- **THE EXERCISE**: Using the entries that follow, count the lines containing the word "source" and give that number by itself.

-- START OF RECORDS SHOWN --

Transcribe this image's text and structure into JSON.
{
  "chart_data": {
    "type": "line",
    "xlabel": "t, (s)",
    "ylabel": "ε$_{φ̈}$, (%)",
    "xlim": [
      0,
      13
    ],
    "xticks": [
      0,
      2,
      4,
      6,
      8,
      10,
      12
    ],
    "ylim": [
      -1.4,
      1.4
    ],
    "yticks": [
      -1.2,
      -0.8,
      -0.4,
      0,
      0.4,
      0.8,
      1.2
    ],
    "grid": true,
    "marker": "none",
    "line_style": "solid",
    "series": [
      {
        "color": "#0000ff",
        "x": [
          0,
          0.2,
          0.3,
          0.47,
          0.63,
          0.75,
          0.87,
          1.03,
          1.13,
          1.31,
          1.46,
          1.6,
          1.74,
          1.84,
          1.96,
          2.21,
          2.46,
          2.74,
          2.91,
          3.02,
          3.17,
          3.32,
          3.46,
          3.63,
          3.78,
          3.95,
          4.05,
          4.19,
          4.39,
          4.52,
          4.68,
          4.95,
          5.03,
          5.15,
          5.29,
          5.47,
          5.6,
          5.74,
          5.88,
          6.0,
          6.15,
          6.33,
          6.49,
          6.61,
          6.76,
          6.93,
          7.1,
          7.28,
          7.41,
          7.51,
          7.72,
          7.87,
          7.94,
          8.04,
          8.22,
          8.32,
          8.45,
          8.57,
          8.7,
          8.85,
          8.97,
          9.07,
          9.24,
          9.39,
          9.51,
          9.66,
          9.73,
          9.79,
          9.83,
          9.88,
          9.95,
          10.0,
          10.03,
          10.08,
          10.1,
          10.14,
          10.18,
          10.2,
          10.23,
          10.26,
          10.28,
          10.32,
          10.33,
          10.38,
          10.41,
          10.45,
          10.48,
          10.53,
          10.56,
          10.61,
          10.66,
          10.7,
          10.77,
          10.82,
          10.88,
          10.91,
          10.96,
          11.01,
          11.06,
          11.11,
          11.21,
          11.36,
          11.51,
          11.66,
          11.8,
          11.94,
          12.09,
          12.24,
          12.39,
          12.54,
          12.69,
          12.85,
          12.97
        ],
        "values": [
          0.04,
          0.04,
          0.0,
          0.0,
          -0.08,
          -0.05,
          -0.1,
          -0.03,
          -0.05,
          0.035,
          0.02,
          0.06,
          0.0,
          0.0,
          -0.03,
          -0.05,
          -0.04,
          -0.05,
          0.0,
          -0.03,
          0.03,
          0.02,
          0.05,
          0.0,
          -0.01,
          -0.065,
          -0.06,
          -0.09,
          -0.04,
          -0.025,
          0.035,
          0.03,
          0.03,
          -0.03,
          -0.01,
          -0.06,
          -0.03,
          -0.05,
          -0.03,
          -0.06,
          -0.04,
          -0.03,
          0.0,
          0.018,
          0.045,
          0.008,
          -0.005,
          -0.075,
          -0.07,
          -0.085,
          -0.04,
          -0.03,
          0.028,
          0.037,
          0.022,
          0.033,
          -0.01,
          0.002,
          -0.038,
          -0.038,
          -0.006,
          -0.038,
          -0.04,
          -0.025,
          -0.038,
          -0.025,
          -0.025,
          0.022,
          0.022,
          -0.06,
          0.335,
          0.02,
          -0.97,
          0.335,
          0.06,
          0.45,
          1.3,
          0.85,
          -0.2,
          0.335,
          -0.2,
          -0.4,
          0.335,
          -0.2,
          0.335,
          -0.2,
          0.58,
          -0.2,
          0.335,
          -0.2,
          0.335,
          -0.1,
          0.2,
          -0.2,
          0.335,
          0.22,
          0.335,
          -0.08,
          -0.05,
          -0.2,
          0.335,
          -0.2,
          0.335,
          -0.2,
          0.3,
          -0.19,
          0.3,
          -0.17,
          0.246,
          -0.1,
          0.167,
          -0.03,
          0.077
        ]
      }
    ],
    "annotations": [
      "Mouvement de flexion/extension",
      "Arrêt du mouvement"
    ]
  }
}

-- END OF RECORDS SHOWN --
-- START OF RECORDS SHOWN --

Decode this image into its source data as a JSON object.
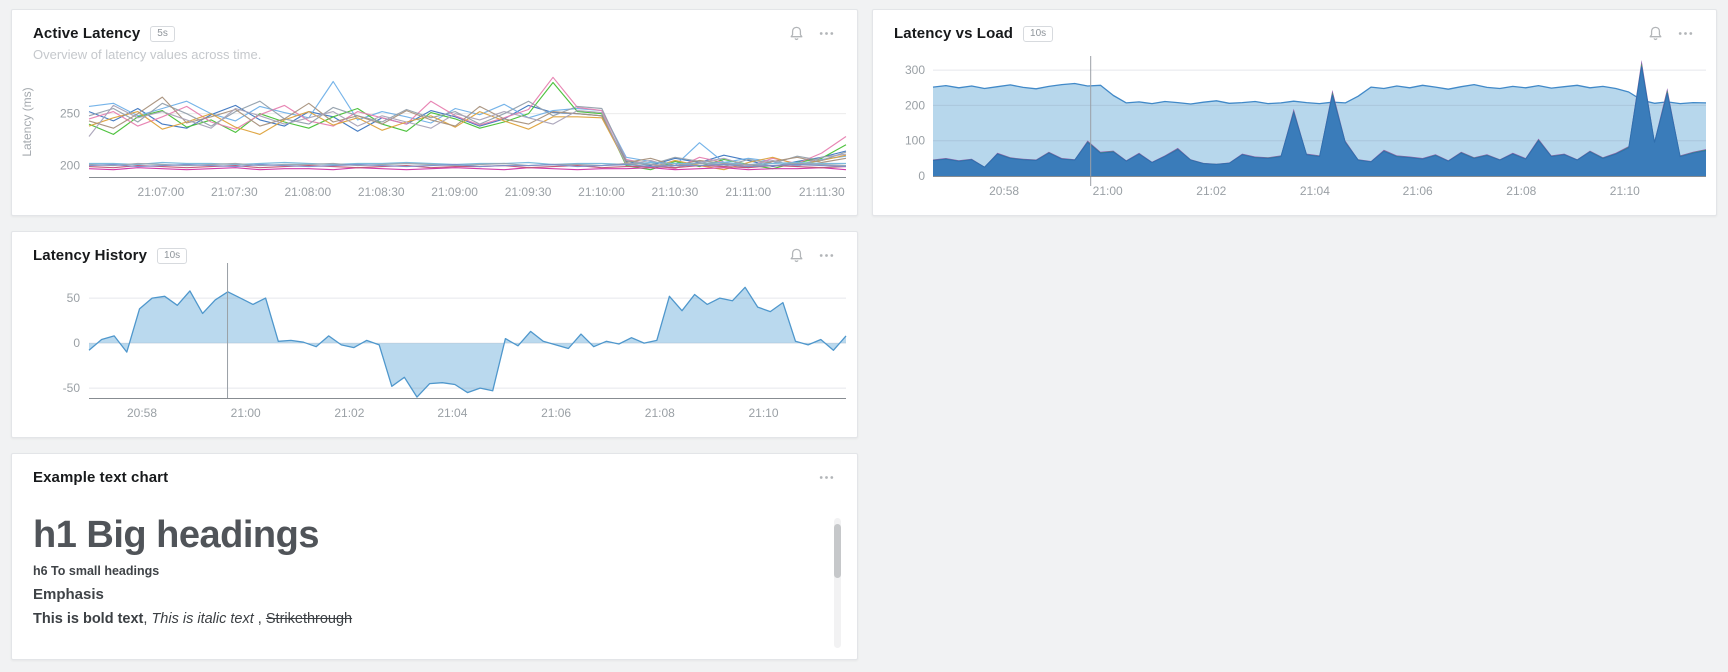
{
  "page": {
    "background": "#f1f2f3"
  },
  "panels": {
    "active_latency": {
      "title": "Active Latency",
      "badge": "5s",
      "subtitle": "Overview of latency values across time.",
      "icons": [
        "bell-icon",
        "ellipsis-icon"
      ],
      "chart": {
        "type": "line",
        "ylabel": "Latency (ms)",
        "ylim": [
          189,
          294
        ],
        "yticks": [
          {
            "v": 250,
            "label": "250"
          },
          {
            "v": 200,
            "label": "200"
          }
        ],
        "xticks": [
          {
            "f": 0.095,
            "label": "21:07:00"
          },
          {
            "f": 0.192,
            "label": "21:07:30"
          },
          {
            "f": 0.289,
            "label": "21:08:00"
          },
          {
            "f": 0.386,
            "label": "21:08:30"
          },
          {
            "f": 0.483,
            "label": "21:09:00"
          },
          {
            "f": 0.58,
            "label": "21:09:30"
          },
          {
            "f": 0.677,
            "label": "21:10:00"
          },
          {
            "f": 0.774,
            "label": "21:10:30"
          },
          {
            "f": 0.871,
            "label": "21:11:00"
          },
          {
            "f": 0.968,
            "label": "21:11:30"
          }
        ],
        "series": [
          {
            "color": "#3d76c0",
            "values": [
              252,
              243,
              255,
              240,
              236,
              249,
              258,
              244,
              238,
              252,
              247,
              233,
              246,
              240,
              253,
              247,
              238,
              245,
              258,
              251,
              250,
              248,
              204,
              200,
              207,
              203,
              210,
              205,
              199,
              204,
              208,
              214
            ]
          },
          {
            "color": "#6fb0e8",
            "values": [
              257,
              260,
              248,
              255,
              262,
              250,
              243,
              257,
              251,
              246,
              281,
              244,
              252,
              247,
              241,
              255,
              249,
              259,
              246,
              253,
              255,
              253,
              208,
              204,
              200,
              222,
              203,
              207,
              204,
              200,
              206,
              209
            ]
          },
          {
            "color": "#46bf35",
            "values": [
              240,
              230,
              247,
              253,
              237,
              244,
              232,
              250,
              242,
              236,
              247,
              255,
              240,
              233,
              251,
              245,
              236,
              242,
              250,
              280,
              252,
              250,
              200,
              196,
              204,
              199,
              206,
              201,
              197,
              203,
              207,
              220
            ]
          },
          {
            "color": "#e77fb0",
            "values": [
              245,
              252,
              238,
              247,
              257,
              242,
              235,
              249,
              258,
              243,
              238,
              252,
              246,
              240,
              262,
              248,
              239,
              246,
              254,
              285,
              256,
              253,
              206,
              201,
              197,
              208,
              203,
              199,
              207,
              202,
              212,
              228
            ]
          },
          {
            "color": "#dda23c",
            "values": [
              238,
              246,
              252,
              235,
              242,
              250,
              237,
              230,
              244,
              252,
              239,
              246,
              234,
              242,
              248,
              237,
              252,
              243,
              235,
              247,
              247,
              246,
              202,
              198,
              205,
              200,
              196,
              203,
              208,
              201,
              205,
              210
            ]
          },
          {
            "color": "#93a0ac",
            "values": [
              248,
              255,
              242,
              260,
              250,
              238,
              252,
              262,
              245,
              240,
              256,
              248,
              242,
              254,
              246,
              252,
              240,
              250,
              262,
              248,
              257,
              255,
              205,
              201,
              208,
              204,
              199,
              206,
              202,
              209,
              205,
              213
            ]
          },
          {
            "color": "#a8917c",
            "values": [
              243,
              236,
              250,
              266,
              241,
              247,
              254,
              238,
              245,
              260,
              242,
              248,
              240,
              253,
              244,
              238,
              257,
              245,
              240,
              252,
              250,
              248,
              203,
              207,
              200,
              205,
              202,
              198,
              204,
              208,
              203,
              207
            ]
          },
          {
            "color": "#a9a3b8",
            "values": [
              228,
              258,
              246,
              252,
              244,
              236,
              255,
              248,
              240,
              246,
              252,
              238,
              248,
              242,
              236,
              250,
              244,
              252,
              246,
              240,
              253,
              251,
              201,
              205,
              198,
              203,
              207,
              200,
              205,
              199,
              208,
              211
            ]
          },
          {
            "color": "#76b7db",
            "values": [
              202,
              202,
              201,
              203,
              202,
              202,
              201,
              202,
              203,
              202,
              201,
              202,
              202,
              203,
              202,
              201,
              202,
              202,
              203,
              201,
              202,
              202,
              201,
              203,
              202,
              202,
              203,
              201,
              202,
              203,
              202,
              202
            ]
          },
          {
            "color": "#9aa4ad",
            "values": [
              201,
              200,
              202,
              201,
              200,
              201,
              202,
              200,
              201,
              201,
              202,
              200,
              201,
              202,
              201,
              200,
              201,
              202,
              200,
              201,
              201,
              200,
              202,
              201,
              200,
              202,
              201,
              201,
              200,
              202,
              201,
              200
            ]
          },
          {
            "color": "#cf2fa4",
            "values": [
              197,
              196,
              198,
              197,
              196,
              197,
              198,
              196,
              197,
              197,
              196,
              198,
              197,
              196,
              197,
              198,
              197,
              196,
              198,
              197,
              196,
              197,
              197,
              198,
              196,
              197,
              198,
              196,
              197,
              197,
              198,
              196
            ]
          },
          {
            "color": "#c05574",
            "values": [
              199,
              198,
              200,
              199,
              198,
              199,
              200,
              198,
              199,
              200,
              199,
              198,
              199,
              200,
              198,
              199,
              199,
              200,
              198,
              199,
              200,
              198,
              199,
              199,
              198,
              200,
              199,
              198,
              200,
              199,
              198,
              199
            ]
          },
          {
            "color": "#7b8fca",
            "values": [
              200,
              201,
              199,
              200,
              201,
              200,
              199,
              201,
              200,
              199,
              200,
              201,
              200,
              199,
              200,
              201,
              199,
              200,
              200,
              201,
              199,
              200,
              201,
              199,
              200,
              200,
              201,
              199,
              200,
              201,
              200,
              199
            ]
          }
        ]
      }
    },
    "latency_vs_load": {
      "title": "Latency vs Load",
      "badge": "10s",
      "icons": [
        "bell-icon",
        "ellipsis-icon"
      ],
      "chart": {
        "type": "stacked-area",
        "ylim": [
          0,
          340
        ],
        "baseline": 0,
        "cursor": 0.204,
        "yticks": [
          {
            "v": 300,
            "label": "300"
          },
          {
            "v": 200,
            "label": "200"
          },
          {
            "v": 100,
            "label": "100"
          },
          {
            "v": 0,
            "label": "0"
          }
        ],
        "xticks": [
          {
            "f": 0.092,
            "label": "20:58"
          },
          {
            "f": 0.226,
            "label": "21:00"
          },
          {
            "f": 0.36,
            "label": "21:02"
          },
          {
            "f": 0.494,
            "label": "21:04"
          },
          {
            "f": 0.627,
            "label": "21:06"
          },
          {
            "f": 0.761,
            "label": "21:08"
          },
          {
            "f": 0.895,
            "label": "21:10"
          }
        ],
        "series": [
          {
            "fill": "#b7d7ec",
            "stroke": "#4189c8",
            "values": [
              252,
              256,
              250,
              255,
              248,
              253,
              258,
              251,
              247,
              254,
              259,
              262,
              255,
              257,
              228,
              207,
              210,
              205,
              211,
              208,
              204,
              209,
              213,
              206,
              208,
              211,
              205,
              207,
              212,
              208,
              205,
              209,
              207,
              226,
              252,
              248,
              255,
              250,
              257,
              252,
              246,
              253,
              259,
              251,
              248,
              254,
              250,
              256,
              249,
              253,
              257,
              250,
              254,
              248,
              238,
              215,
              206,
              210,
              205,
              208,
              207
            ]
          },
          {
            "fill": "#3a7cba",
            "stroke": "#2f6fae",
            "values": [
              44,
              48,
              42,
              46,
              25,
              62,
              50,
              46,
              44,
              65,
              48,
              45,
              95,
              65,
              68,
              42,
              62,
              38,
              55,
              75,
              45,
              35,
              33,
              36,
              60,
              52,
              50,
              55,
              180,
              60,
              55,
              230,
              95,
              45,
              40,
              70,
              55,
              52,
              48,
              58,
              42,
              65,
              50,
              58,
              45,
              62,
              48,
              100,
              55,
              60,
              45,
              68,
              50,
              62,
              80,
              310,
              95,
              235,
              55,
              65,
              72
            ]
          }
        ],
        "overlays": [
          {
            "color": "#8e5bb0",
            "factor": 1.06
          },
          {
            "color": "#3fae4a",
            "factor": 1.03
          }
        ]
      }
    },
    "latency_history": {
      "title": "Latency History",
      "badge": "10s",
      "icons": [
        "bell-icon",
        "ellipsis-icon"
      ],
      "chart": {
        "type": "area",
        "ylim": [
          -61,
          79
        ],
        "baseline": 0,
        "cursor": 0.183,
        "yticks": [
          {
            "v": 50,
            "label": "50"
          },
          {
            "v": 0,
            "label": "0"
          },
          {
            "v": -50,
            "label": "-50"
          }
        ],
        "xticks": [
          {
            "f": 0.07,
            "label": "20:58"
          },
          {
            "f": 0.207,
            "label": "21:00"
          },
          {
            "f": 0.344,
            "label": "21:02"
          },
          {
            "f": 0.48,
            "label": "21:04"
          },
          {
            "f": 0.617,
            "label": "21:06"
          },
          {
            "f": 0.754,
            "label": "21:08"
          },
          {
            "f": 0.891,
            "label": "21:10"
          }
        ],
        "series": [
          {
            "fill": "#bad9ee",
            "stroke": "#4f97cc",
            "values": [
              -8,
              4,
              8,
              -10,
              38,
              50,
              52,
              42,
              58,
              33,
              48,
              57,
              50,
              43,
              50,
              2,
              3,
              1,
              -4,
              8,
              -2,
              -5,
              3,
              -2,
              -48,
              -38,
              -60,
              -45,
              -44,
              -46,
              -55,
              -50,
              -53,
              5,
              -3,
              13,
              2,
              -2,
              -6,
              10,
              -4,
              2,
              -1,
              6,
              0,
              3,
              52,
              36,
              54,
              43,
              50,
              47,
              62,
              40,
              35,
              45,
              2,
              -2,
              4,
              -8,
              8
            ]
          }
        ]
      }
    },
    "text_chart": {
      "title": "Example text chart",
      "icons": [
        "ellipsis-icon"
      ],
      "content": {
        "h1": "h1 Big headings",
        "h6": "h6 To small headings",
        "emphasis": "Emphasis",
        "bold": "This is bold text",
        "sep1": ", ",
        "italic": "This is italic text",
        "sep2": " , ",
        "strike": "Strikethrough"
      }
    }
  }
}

-- END OF RECORDS SHOWN --
-- START OF RECORDS SHOWN --

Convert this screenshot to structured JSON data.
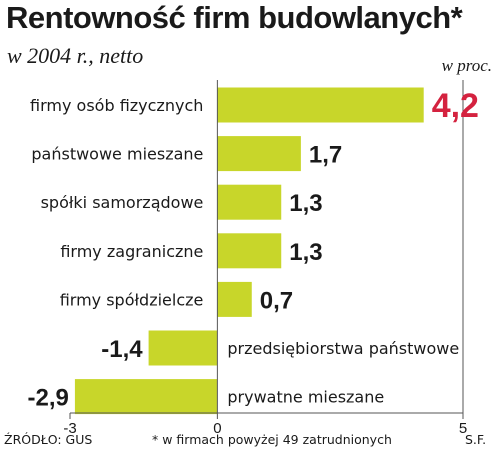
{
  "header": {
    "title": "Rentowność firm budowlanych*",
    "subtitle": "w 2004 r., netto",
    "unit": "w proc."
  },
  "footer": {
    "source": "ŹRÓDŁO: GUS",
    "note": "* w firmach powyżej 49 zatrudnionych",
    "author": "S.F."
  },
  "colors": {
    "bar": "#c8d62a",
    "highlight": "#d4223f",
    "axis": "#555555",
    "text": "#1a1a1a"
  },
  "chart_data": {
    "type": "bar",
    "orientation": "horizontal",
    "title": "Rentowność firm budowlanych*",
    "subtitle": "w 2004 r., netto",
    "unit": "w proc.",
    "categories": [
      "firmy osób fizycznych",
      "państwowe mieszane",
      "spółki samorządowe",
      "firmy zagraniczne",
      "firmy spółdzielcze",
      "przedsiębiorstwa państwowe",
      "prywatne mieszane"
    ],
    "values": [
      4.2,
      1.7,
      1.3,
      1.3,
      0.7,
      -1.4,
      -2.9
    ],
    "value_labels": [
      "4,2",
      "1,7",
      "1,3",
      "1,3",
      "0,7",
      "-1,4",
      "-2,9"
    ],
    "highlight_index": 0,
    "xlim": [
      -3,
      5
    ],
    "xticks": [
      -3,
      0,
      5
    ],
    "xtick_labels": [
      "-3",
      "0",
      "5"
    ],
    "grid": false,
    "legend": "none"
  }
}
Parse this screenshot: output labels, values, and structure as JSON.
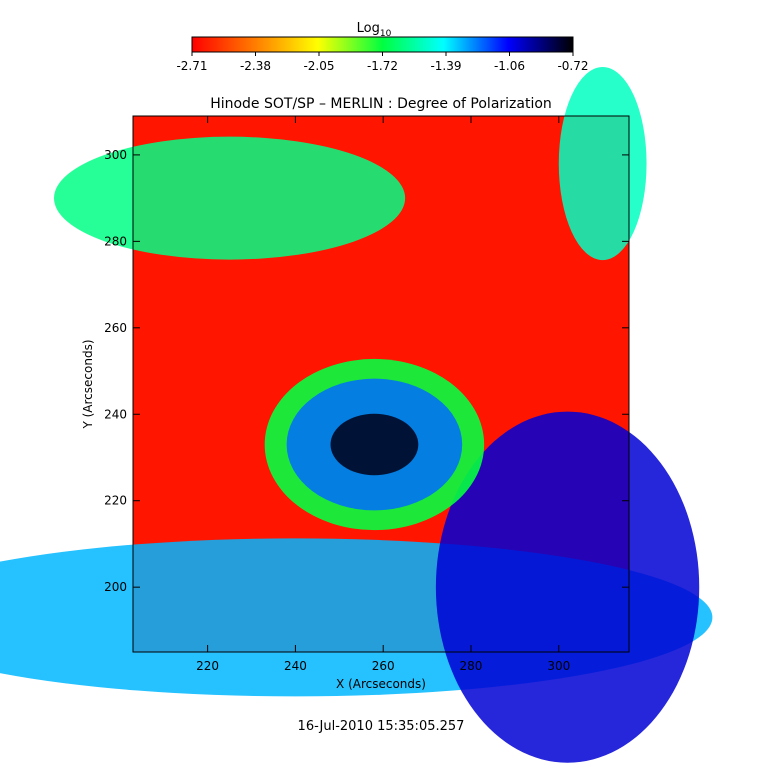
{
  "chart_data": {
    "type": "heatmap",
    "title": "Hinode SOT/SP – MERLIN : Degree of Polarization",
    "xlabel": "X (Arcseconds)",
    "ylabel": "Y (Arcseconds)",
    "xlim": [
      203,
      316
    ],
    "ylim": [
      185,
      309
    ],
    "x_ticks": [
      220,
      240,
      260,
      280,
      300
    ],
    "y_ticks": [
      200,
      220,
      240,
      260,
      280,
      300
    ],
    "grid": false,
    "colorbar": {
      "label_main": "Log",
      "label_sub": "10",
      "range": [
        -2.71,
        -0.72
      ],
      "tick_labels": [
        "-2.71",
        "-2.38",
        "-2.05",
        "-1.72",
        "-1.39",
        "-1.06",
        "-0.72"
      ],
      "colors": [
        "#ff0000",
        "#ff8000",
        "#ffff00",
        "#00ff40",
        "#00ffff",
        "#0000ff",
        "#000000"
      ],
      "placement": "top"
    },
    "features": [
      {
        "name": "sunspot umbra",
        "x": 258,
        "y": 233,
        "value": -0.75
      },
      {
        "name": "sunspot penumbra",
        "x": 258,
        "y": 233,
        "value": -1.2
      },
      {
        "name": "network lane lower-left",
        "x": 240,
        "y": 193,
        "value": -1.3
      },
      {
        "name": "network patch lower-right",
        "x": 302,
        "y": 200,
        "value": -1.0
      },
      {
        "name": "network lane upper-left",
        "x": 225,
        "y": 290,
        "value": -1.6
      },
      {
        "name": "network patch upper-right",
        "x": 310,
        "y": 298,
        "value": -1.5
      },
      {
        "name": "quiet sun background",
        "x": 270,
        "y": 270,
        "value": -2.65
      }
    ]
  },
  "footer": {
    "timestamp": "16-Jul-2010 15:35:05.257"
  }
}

-- END OF RECORDS SHOWN --

- **EXERCISE ANSWER**: 2